Copy all of the material exactly. Pictures are not to appear in the copy.

##### PROVIDED INFORMATION

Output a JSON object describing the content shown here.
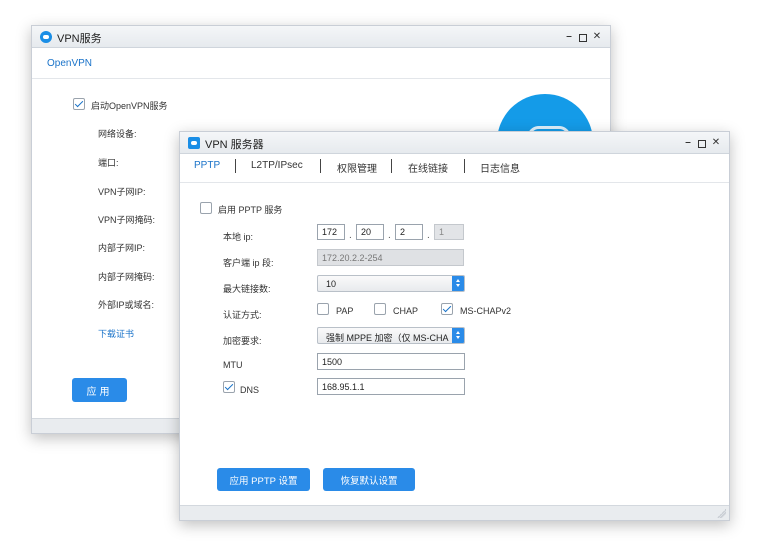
{
  "bg_window": {
    "title": "VPN服务",
    "tab": "OpenVPN",
    "enable_label": "启动OpenVPN服务",
    "enable_checked": true,
    "fields": [
      "网络设备:",
      "端口:",
      "VPN子网IP:",
      "VPN子网掩码:",
      "内部子网IP:",
      "内部子网掩码:",
      "外部IP或域名:"
    ],
    "download_link": "下载证书",
    "apply_label": "应用"
  },
  "fg_window": {
    "title": "VPN 服务器",
    "tabs": [
      "PPTP",
      "L2TP/IPsec",
      "权限管理",
      "在线链接",
      "日志信息"
    ],
    "active_tab": "PPTP",
    "enable_label": "启用 PPTP 服务",
    "enable_checked": false,
    "local_ip_label": "本地 ip:",
    "local_ip": [
      "172",
      "20",
      "2",
      "1"
    ],
    "client_range_label": "客户端 ip 段:",
    "client_range": "172.20.2.2-254",
    "max_conn_label": "最大链接数:",
    "max_conn": "10",
    "auth_label": "认证方式:",
    "auth_options": [
      {
        "label": "PAP",
        "checked": false
      },
      {
        "label": "CHAP",
        "checked": false
      },
      {
        "label": "MS-CHAPv2",
        "checked": true
      }
    ],
    "encrypt_label": "加密要求:",
    "encrypt_value": "强制 MPPE 加密（仅 MS-CHA",
    "mtu_label": "MTU",
    "mtu_value": "1500",
    "dns_label": "DNS",
    "dns_checked": true,
    "dns_value": "168.95.1.1",
    "apply_button": "应用 PPTP 设置",
    "restore_button": "恢复默认设置"
  },
  "colors": {
    "accent": "#2a8be8",
    "link": "#1a73c9"
  }
}
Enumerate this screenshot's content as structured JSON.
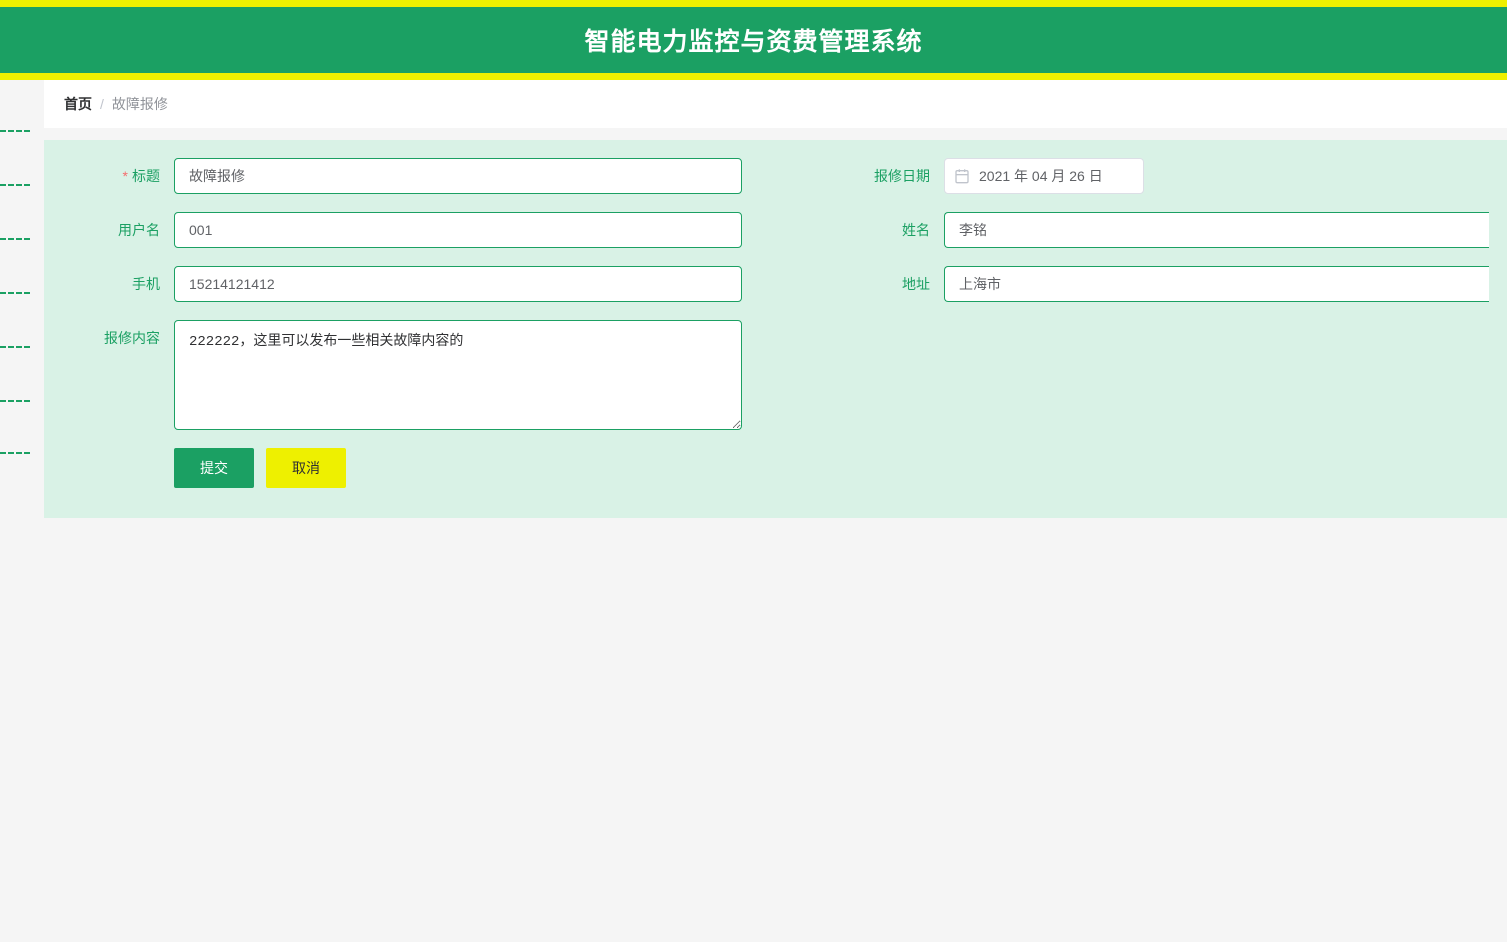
{
  "header": {
    "title": "智能电力监控与资费管理系统"
  },
  "breadcrumb": {
    "home": "首页",
    "separator": "/",
    "current": "故障报修"
  },
  "form": {
    "labels": {
      "title": "标题",
      "date": "报修日期",
      "username": "用户名",
      "name": "姓名",
      "phone": "手机",
      "address": "地址",
      "content": "报修内容"
    },
    "values": {
      "title": "故障报修",
      "date": "2021 年 04 月 26 日",
      "username": "001",
      "name": "李铭",
      "phone": "15214121412",
      "address": "上海市",
      "content": "222222，这里可以发布一些相关故障内容的"
    },
    "buttons": {
      "submit": "提交",
      "cancel": "取消"
    }
  }
}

##########

*RESULT FOR THIS EXERCISE*
Output a JSON object describing the content shown here.
{
  "bg_window": {
    "title": "VPN服务",
    "tab": "OpenVPN",
    "enable_label": "启动OpenVPN服务",
    "enable_checked": true,
    "fields": [
      "网络设备:",
      "端口:",
      "VPN子网IP:",
      "VPN子网掩码:",
      "内部子网IP:",
      "内部子网掩码:",
      "外部IP或域名:"
    ],
    "download_link": "下载证书",
    "apply_label": "应用"
  },
  "fg_window": {
    "title": "VPN 服务器",
    "tabs": [
      "PPTP",
      "L2TP/IPsec",
      "权限管理",
      "在线链接",
      "日志信息"
    ],
    "active_tab": "PPTP",
    "enable_label": "启用 PPTP 服务",
    "enable_checked": false,
    "local_ip_label": "本地 ip:",
    "local_ip": [
      "172",
      "20",
      "2",
      "1"
    ],
    "client_range_label": "客户端 ip 段:",
    "client_range": "172.20.2.2-254",
    "max_conn_label": "最大链接数:",
    "max_conn": "10",
    "auth_label": "认证方式:",
    "auth_options": [
      {
        "label": "PAP",
        "checked": false
      },
      {
        "label": "CHAP",
        "checked": false
      },
      {
        "label": "MS-CHAPv2",
        "checked": true
      }
    ],
    "encrypt_label": "加密要求:",
    "encrypt_value": "强制 MPPE 加密（仅 MS-CHA",
    "mtu_label": "MTU",
    "mtu_value": "1500",
    "dns_label": "DNS",
    "dns_checked": true,
    "dns_value": "168.95.1.1",
    "apply_button": "应用 PPTP 设置",
    "restore_button": "恢复默认设置"
  },
  "colors": {
    "accent": "#2a8be8",
    "link": "#1a73c9"
  }
}
Enumerate this screenshot's content as structured JSON.
{
  "header": {
    "title": "智能电力监控与资费管理系统"
  },
  "breadcrumb": {
    "home": "首页",
    "separator": "/",
    "current": "故障报修"
  },
  "form": {
    "labels": {
      "title": "标题",
      "date": "报修日期",
      "username": "用户名",
      "name": "姓名",
      "phone": "手机",
      "address": "地址",
      "content": "报修内容"
    },
    "values": {
      "title": "故障报修",
      "date": "2021 年 04 月 26 日",
      "username": "001",
      "name": "李铭",
      "phone": "15214121412",
      "address": "上海市",
      "content": "222222，这里可以发布一些相关故障内容的"
    },
    "buttons": {
      "submit": "提交",
      "cancel": "取消"
    }
  }
}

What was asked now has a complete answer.